[START OF PROVIDED ENTRIES]

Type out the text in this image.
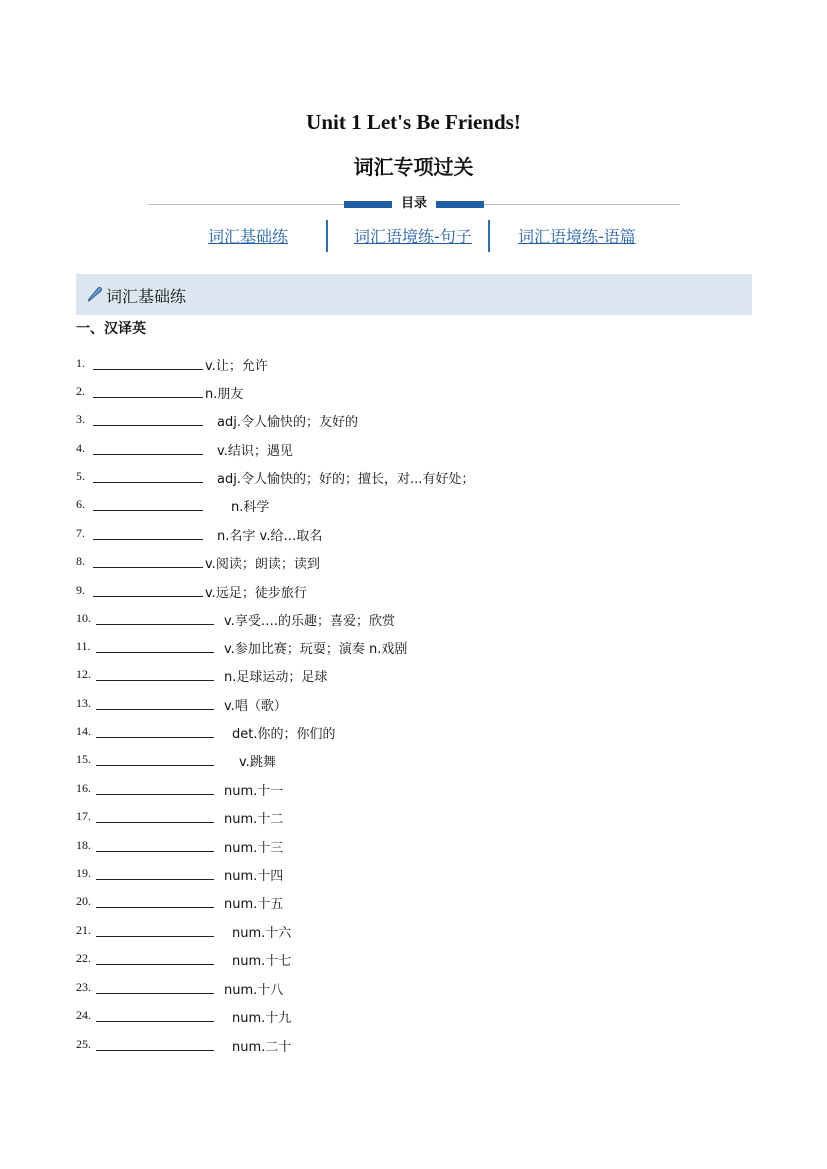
Unit 1 Let's Be Friends!
词汇专项过关
目录
词汇基础练	词汇语境练-句子	词汇语境练-语篇
词汇基础练
一、汉译英
1.	v.让；允许
2.	n.朋友
3.	adj.令人愉快的；友好的
4.	v.结识；遇见
5.	adj.令人愉快的；好的；擅长，对...有好处；
6.	n.科学
7.	n.名字 v.给…取名
8.	v.阅读；朗读；读到
9.	v.远足；徒步旅行
10.	v.享受….的乐趣；喜爱；欣赏
11.	v.参加比赛；玩耍；演奏 n.戏剧
12.	n.足球运动；足球
13.	v.唱（歌）
14.	det.你的；你们的
15.	v.跳舞
16.	num.十一
17.	num.十二
18.	num.十三
19.	num.十四
20.	num.十五
21.	num.十六
22.	num.十七
23.	num.十八
24.	num.十九
25.	num.二十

[END OF PROVIDED ENTRIES]

Every line of the material is to be quoted exactly, with no pictures carried over.

SOLUTION FOR THIS EXERCISE:
Type out the text in this image.
Unit 1 Let's Be Friends!
词汇专项过关
目录
词汇基础练	词汇语境练-句子	词汇语境练-语篇
词汇基础练
一、汉译英
1.	v.让；允许
2.	n.朋友
3.	adj.令人愉快的；友好的
4.	v.结识；遇见
5.	adj.令人愉快的；好的；擅长，对...有好处；
6.	n.科学
7.	n.名字 v.给…取名
8.	v.阅读；朗读；读到
9.	v.远足；徒步旅行
10.	v.享受….的乐趣；喜爱；欣赏
11.	v.参加比赛；玩耍；演奏 n.戏剧
12.	n.足球运动；足球
13.	v.唱（歌）
14.	det.你的；你们的
15.	v.跳舞
16.	num.十一
17.	num.十二
18.	num.十三
19.	num.十四
20.	num.十五
21.	num.十六
22.	num.十七
23.	num.十八
24.	num.十九
25.	num.二十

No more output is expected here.